GIVEN REQUEST ▸ Extract the entries in their exact form.

DATASET ▸
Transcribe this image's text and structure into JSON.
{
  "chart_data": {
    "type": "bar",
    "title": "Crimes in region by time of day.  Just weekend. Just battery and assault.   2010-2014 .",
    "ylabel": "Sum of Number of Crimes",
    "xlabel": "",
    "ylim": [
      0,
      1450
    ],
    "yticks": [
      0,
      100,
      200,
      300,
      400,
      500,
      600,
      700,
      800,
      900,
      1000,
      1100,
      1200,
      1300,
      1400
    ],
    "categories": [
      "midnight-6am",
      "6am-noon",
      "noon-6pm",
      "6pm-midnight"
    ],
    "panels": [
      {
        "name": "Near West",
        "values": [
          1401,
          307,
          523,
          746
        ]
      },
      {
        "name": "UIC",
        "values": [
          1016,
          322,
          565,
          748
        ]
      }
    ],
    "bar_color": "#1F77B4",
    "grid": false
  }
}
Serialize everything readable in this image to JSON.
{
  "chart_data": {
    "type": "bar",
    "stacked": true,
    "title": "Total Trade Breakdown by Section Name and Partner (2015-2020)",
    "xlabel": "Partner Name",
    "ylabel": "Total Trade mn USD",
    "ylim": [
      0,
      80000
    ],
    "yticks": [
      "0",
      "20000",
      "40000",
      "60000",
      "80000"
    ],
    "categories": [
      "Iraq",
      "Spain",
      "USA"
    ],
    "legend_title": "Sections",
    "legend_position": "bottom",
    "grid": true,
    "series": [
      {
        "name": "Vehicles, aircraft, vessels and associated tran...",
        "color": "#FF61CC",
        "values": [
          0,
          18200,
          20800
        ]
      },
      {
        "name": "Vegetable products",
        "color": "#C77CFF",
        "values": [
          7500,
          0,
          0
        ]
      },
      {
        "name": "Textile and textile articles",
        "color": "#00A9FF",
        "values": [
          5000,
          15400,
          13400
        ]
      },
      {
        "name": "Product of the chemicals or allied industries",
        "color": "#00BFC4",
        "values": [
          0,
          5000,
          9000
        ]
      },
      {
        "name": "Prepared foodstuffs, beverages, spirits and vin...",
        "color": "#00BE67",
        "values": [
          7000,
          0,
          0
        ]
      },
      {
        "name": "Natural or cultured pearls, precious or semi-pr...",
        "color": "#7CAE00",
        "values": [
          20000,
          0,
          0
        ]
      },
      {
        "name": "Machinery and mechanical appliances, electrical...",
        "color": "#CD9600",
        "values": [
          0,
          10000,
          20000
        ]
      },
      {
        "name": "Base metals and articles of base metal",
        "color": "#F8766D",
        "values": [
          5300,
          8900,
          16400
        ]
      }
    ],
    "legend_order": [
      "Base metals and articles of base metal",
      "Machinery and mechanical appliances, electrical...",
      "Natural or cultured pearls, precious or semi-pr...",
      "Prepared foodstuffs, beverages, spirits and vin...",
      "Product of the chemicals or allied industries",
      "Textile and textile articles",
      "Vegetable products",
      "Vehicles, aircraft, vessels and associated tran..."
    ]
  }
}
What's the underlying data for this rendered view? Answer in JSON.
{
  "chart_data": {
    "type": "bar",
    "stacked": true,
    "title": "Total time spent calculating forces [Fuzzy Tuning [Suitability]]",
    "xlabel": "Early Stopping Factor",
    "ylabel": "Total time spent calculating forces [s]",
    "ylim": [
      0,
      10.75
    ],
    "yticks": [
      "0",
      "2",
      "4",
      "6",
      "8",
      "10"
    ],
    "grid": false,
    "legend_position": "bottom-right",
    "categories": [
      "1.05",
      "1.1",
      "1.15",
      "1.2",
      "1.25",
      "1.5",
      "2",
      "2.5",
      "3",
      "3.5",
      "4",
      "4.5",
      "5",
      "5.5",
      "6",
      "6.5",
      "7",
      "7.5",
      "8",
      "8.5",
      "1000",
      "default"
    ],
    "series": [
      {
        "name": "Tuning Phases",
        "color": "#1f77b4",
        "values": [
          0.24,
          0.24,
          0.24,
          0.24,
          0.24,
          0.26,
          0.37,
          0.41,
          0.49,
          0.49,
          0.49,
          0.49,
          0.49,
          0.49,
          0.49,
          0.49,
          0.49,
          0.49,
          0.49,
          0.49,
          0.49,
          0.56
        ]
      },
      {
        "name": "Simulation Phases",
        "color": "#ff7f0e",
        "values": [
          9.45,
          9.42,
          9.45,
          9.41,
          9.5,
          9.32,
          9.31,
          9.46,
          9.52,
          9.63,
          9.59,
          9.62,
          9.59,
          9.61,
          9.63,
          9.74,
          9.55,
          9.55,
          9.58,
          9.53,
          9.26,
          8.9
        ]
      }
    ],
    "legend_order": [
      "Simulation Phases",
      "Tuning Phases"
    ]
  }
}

WRITTEN SOLUTION ▸
Transcribe this image's text and structure into JSON.
{
  "chart_data": {
    "type": "bar",
    "title": "Crimes in region by time of day.  Just weekend. Just battery and assault.   2010-2014 .",
    "ylabel": "Sum of Number of Crimes",
    "xlabel": "",
    "ylim": [
      0,
      1450
    ],
    "yticks": [
      0,
      100,
      200,
      300,
      400,
      500,
      600,
      700,
      800,
      900,
      1000,
      1100,
      1200,
      1300,
      1400
    ],
    "categories": [
      "midnight-6am",
      "6am-noon",
      "noon-6pm",
      "6pm-midnight"
    ],
    "panels": [
      {
        "name": "Near West",
        "values": [
          1401,
          307,
          523,
          746
        ]
      },
      {
        "name": "UIC",
        "values": [
          1016,
          322,
          565,
          748
        ]
      }
    ],
    "bar_color": "#1F77B4",
    "grid": false
  }
}
Serialize everything readable in this image to JSON.
{
  "chart_data": {
    "type": "bar",
    "stacked": true,
    "title": "Total Trade Breakdown by Section Name and Partner (2015-2020)",
    "xlabel": "Partner Name",
    "ylabel": "Total Trade mn USD",
    "ylim": [
      0,
      80000
    ],
    "yticks": [
      "0",
      "20000",
      "40000",
      "60000",
      "80000"
    ],
    "categories": [
      "Iraq",
      "Spain",
      "USA"
    ],
    "legend_title": "Sections",
    "legend_position": "bottom",
    "grid": true,
    "series": [
      {
        "name": "Vehicles, aircraft, vessels and associated tran...",
        "color": "#FF61CC",
        "values": [
          0,
          18200,
          20800
        ]
      },
      {
        "name": "Vegetable products",
        "color": "#C77CFF",
        "values": [
          7500,
          0,
          0
        ]
      },
      {
        "name": "Textile and textile articles",
        "color": "#00A9FF",
        "values": [
          5000,
          15400,
          13400
        ]
      },
      {
        "name": "Product of the chemicals or allied industries",
        "color": "#00BFC4",
        "values": [
          0,
          5000,
          9000
        ]
      },
      {
        "name": "Prepared foodstuffs, beverages, spirits and vin...",
        "color": "#00BE67",
        "values": [
          7000,
          0,
          0
        ]
      },
      {
        "name": "Natural or cultured pearls, precious or semi-pr...",
        "color": "#7CAE00",
        "values": [
          20000,
          0,
          0
        ]
      },
      {
        "name": "Machinery and mechanical appliances, electrical...",
        "color": "#CD9600",
        "values": [
          0,
          10000,
          20000
        ]
      },
      {
        "name": "Base metals and articles of base metal",
        "color": "#F8766D",
        "values": [
          5300,
          8900,
          16400
        ]
      }
    ],
    "legend_order": [
      "Base metals and articles of base metal",
      "Machinery and mechanical appliances, electrical...",
      "Natural or cultured pearls, precious or semi-pr...",
      "Prepared foodstuffs, beverages, spirits and vin...",
      "Product of the chemicals or allied industries",
      "Textile and textile articles",
      "Vegetable products",
      "Vehicles, aircraft, vessels and associated tran..."
    ]
  }
}
What's the underlying data for this rendered view? Answer in JSON.
{
  "chart_data": {
    "type": "bar",
    "stacked": true,
    "title": "Total time spent calculating forces [Fuzzy Tuning [Suitability]]",
    "xlabel": "Early Stopping Factor",
    "ylabel": "Total time spent calculating forces [s]",
    "ylim": [
      0,
      10.75
    ],
    "yticks": [
      "0",
      "2",
      "4",
      "6",
      "8",
      "10"
    ],
    "grid": false,
    "legend_position": "bottom-right",
    "categories": [
      "1.05",
      "1.1",
      "1.15",
      "1.2",
      "1.25",
      "1.5",
      "2",
      "2.5",
      "3",
      "3.5",
      "4",
      "4.5",
      "5",
      "5.5",
      "6",
      "6.5",
      "7",
      "7.5",
      "8",
      "8.5",
      "1000",
      "default"
    ],
    "series": [
      {
        "name": "Tuning Phases",
        "color": "#1f77b4",
        "values": [
          0.24,
          0.24,
          0.24,
          0.24,
          0.24,
          0.26,
          0.37,
          0.41,
          0.49,
          0.49,
          0.49,
          0.49,
          0.49,
          0.49,
          0.49,
          0.49,
          0.49,
          0.49,
          0.49,
          0.49,
          0.49,
          0.56
        ]
      },
      {
        "name": "Simulation Phases",
        "color": "#ff7f0e",
        "values": [
          9.45,
          9.42,
          9.45,
          9.41,
          9.5,
          9.32,
          9.31,
          9.46,
          9.52,
          9.63,
          9.59,
          9.62,
          9.59,
          9.61,
          9.63,
          9.74,
          9.55,
          9.55,
          9.58,
          9.53,
          9.26,
          8.9
        ]
      }
    ],
    "legend_order": [
      "Simulation Phases",
      "Tuning Phases"
    ]
  }
}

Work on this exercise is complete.